— Begin The data —

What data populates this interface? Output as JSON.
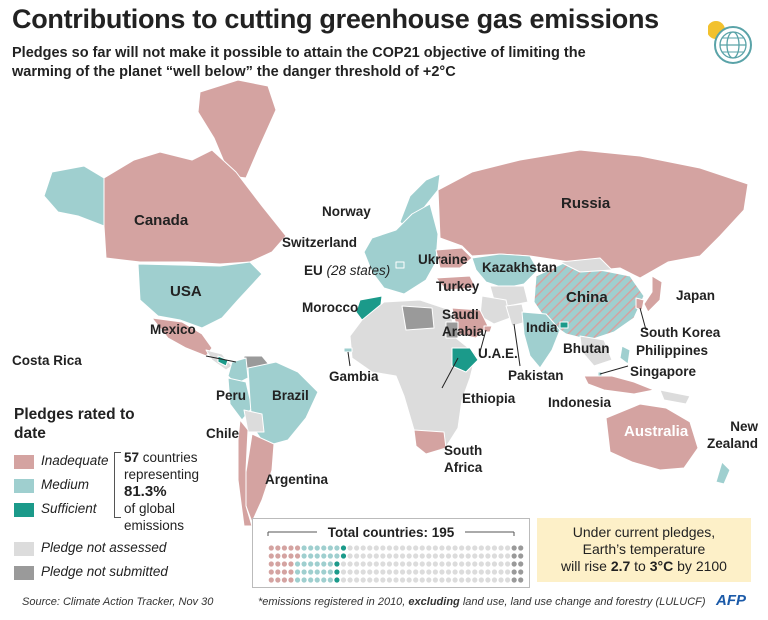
{
  "header": {
    "title": "Contributions to cutting greenhouse gas emissions",
    "subtitle": "Pledges so far will not make it possible to attain the COP21 objective of limiting the warming of the planet “well below” the danger threshold of +2°C"
  },
  "colors": {
    "inadequate": "#d4a3a1",
    "medium": "#9fcfcf",
    "sufficient": "#1b9a8a",
    "not_assessed": "#dcdcdc",
    "not_submitted": "#9a9a9a",
    "ocean": "#ffffff",
    "note_bg": "#fdf0c8"
  },
  "map": {
    "countries": {
      "canada": "Canada",
      "usa": "USA",
      "mexico": "Mexico",
      "costa_rica": "Costa Rica",
      "peru": "Peru",
      "brazil": "Brazil",
      "chile": "Chile",
      "argentina": "Argentina",
      "norway": "Norway",
      "switzerland": "Switzerland",
      "eu": "EU",
      "eu_note": "(28 states)",
      "morocco": "Morocco",
      "gambia": "Gambia",
      "ukraine": "Ukraine",
      "turkey": "Turkey",
      "russia": "Russia",
      "kazakhstan": "Kazakhstan",
      "china": "China",
      "japan": "Japan",
      "south_korea": "South Korea",
      "philippines": "Philippines",
      "singapore": "Singapore",
      "indonesia": "Indonesia",
      "australia": "Australia",
      "new_zealand": "New Zealand",
      "india": "India",
      "bhutan": "Bhutan",
      "pakistan": "Pakistan",
      "saudi_arabia": "Saudi Arabia",
      "uae": "U.A.E.",
      "ethiopia": "Ethiopia",
      "south_africa": "South Africa"
    }
  },
  "legend": {
    "title": "Pledges rated to date",
    "items": [
      {
        "key": "inadequate",
        "label": "Inadequate"
      },
      {
        "key": "medium",
        "label": "Medium"
      },
      {
        "key": "sufficient",
        "label": "Sufficient"
      },
      {
        "key": "not_assessed",
        "label": "Pledge not assessed"
      },
      {
        "key": "not_submitted",
        "label": "Pledge not submitted"
      }
    ],
    "stat": {
      "count": "57",
      "line1": " countries",
      "line2": "representing",
      "pct": "81.3%",
      "line3": "of global",
      "line4": "emissions"
    }
  },
  "totals": {
    "label": "Total countries: 195",
    "total": 195,
    "inadequate": 22,
    "medium": 30,
    "sufficient": 5,
    "not_submitted": 10
  },
  "note": {
    "line1": "Under current pledges,",
    "line2": "Earth’s temperature",
    "prefix": "will rise ",
    "low": "2.7",
    "mid": " to ",
    "high": "3°C",
    "suffix": " by 2100"
  },
  "footer": {
    "source": "Source: Climate Action Tracker, Nov 30",
    "note_pre": "*emissions registered in 2010, ",
    "note_bold": "excluding",
    "note_post": " land use, land use change and forestry (LULUCF)",
    "logo": "AFP"
  }
}
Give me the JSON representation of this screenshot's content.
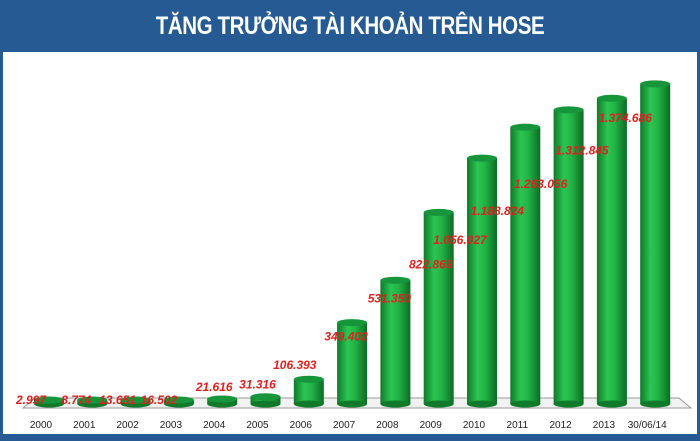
{
  "chart_data": {
    "type": "bar",
    "title": "TĂNG TRƯỞNG TÀI KHOẢN TRÊN HOSE",
    "xlabel": "",
    "ylabel": "",
    "categories": [
      "2000",
      "2001",
      "2002",
      "2003",
      "2004",
      "2005",
      "2006",
      "2007",
      "2008",
      "2009",
      "2010",
      "2011",
      "2012",
      "2013",
      "30/06/14"
    ],
    "values": [
      2997,
      8774,
      13651,
      16502,
      21616,
      31316,
      106393,
      349402,
      531350,
      822869,
      1056027,
      1188824,
      1263056,
      1312845,
      1374686
    ],
    "data_labels": [
      "2.997",
      "8.774",
      "13.651",
      "16.502",
      "21.616",
      "31.316",
      "106.393",
      "349.402",
      "531.350",
      "822.869",
      "1.056.027",
      "1.188.824",
      "1.263.056",
      "1.312.845",
      "1.374.686"
    ],
    "ylim": [
      0,
      1400000
    ],
    "grid": false,
    "legend": "none",
    "colors": {
      "bar": "#1fa940",
      "label": "#e02020",
      "title_bg": "#255a92"
    }
  }
}
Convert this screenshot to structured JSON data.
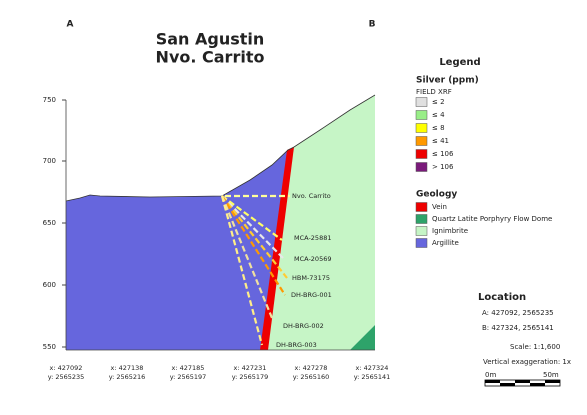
{
  "header": {
    "left_marker": "A",
    "right_marker": "B",
    "title_lines": [
      "San Agustin",
      "Nvo. Carrito"
    ]
  },
  "section": {
    "elevation_labels": [
      "750",
      "700",
      "650",
      "600",
      "550"
    ],
    "station_labels": [
      {
        "x": "x: 427092",
        "y": "y: 2565235"
      },
      {
        "x": "x: 427138",
        "y": "y: 2565216"
      },
      {
        "x": "x: 427185",
        "y": "y: 2565197"
      },
      {
        "x": "x: 427231",
        "y": "y: 2565179"
      },
      {
        "x": "x: 427278",
        "y": "y: 2565160"
      },
      {
        "x": "x: 427324",
        "y": "y: 2565141"
      }
    ],
    "surface_label": "Nvo. Carrito",
    "drill_holes": [
      "MCA-25881",
      "MCA-20569",
      "HBM-73175",
      "DH-BRG-001",
      "DH-BRG-002",
      "DH-BRG-003"
    ]
  },
  "legend": {
    "title": "Legend",
    "silver": {
      "title": "Silver (ppm)",
      "subtitle": "FIELD XRF",
      "items": [
        "≤ 2",
        "≤ 4",
        "≤ 8",
        "≤ 41",
        "≤ 106",
        "> 106"
      ]
    },
    "geology": {
      "title": "Geology",
      "items": [
        "Vein",
        "Quartz Latite Porphyry Flow Dome",
        "Ignimbrite",
        "Argillite"
      ]
    }
  },
  "location": {
    "title": "Location",
    "a": "A:  427092, 2565235",
    "b": "B:  427324, 2565141",
    "scale": "Scale: 1:1,600",
    "exaggeration": "Vertical exaggeration: 1x",
    "bar_start": "0m",
    "bar_end": "50m"
  }
}
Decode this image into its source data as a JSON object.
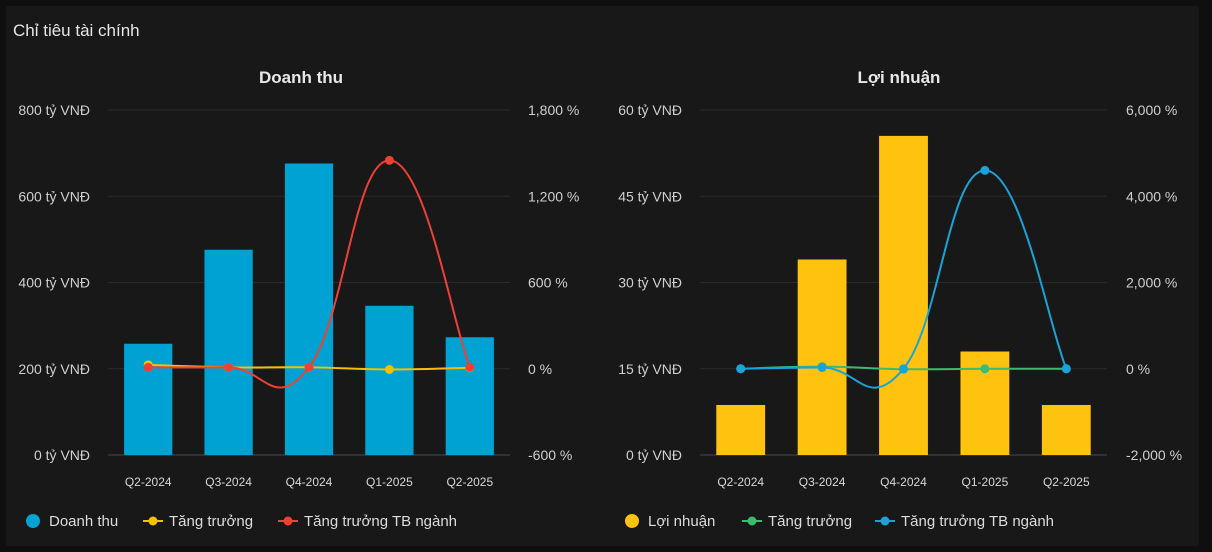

— End The data —

Return each line from the material above exactly, but not the pictures.

◆ **Output of the exercise**:
What data populates this interface? Output as JSON.
{
  "header": {
    "title": "Contributions to cutting greenhouse gas emissions",
    "subtitle": "Pledges so far will not make it possible to attain the COP21 objective of limiting the warming of the planet “well below” the danger threshold of +2°C"
  },
  "colors": {
    "inadequate": "#d4a3a1",
    "medium": "#9fcfcf",
    "sufficient": "#1b9a8a",
    "not_assessed": "#dcdcdc",
    "not_submitted": "#9a9a9a",
    "ocean": "#ffffff",
    "note_bg": "#fdf0c8"
  },
  "map": {
    "countries": {
      "canada": "Canada",
      "usa": "USA",
      "mexico": "Mexico",
      "costa_rica": "Costa Rica",
      "peru": "Peru",
      "brazil": "Brazil",
      "chile": "Chile",
      "argentina": "Argentina",
      "norway": "Norway",
      "switzerland": "Switzerland",
      "eu": "EU",
      "eu_note": "(28 states)",
      "morocco": "Morocco",
      "gambia": "Gambia",
      "ukraine": "Ukraine",
      "turkey": "Turkey",
      "russia": "Russia",
      "kazakhstan": "Kazakhstan",
      "china": "China",
      "japan": "Japan",
      "south_korea": "South Korea",
      "philippines": "Philippines",
      "singapore": "Singapore",
      "indonesia": "Indonesia",
      "australia": "Australia",
      "new_zealand": "New Zealand",
      "india": "India",
      "bhutan": "Bhutan",
      "pakistan": "Pakistan",
      "saudi_arabia": "Saudi Arabia",
      "uae": "U.A.E.",
      "ethiopia": "Ethiopia",
      "south_africa": "South Africa"
    }
  },
  "legend": {
    "title": "Pledges rated to date",
    "items": [
      {
        "key": "inadequate",
        "label": "Inadequate"
      },
      {
        "key": "medium",
        "label": "Medium"
      },
      {
        "key": "sufficient",
        "label": "Sufficient"
      },
      {
        "key": "not_assessed",
        "label": "Pledge not assessed"
      },
      {
        "key": "not_submitted",
        "label": "Pledge not submitted"
      }
    ],
    "stat": {
      "count": "57",
      "line1": " countries",
      "line2": "representing",
      "pct": "81.3%",
      "line3": "of global",
      "line4": "emissions"
    }
  },
  "totals": {
    "label": "Total countries: 195",
    "total": 195,
    "inadequate": 22,
    "medium": 30,
    "sufficient": 5,
    "not_submitted": 10
  },
  "note": {
    "line1": "Under current pledges,",
    "line2": "Earth’s temperature",
    "prefix": "will rise ",
    "low": "2.7",
    "mid": " to ",
    "high": "3°C",
    "suffix": " by 2100"
  },
  "footer": {
    "source": "Source: Climate Action Tracker, Nov 30",
    "note_pre": "*emissions registered in 2010, ",
    "note_bold": "excluding",
    "note_post": " land use, land use change and forestry (LULUCF)",
    "logo": "AFP"
  }
}
Give me the JSON representation of this screenshot's content.
{
  "chart_data": {
    "type": "bar",
    "title": "TĂNG TRƯỞNG TÀI KHOẢN TRÊN HOSE",
    "xlabel": "",
    "ylabel": "",
    "categories": [
      "2000",
      "2001",
      "2002",
      "2003",
      "2004",
      "2005",
      "2006",
      "2007",
      "2008",
      "2009",
      "2010",
      "2011",
      "2012",
      "2013",
      "30/06/14"
    ],
    "values": [
      2997,
      8774,
      13651,
      16502,
      21616,
      31316,
      106393,
      349402,
      531350,
      822869,
      1056027,
      1188824,
      1263056,
      1312845,
      1374686
    ],
    "data_labels": [
      "2.997",
      "8.774",
      "13.651",
      "16.502",
      "21.616",
      "31.316",
      "106.393",
      "349.402",
      "531.350",
      "822.869",
      "1.056.027",
      "1.188.824",
      "1.263.056",
      "1.312.845",
      "1.374.686"
    ],
    "ylim": [
      0,
      1400000
    ],
    "grid": false,
    "legend": "none",
    "colors": {
      "bar": "#1fa940",
      "label": "#e02020",
      "title_bg": "#255a92"
    }
  }
}
Convert this screenshot to structured JSON data.
{
  "header": {
    "left_marker": "A",
    "right_marker": "B",
    "title_lines": [
      "San Agustin",
      "Nvo. Carrito"
    ]
  },
  "section": {
    "elevation_labels": [
      "750",
      "700",
      "650",
      "600",
      "550"
    ],
    "station_labels": [
      {
        "x": "x: 427092",
        "y": "y: 2565235"
      },
      {
        "x": "x: 427138",
        "y": "y: 2565216"
      },
      {
        "x": "x: 427185",
        "y": "y: 2565197"
      },
      {
        "x": "x: 427231",
        "y": "y: 2565179"
      },
      {
        "x": "x: 427278",
        "y": "y: 2565160"
      },
      {
        "x": "x: 427324",
        "y": "y: 2565141"
      }
    ],
    "surface_label": "Nvo. Carrito",
    "drill_holes": [
      "MCA-25881",
      "MCA-20569",
      "HBM-73175",
      "DH-BRG-001",
      "DH-BRG-002",
      "DH-BRG-003"
    ]
  },
  "legend": {
    "title": "Legend",
    "silver": {
      "title": "Silver (ppm)",
      "subtitle": "FIELD XRF",
      "items": [
        "≤ 2",
        "≤ 4",
        "≤ 8",
        "≤ 41",
        "≤ 106",
        "> 106"
      ]
    },
    "geology": {
      "title": "Geology",
      "items": [
        "Vein",
        "Quartz Latite Porphyry Flow Dome",
        "Ignimbrite",
        "Argillite"
      ]
    }
  },
  "location": {
    "title": "Location",
    "a": "A:  427092, 2565235",
    "b": "B:  427324, 2565141",
    "scale": "Scale: 1:1,600",
    "exaggeration": "Vertical exaggeration: 1x",
    "bar_start": "0m",
    "bar_end": "50m"
  }
}
Decode this image into its source data as a JSON object.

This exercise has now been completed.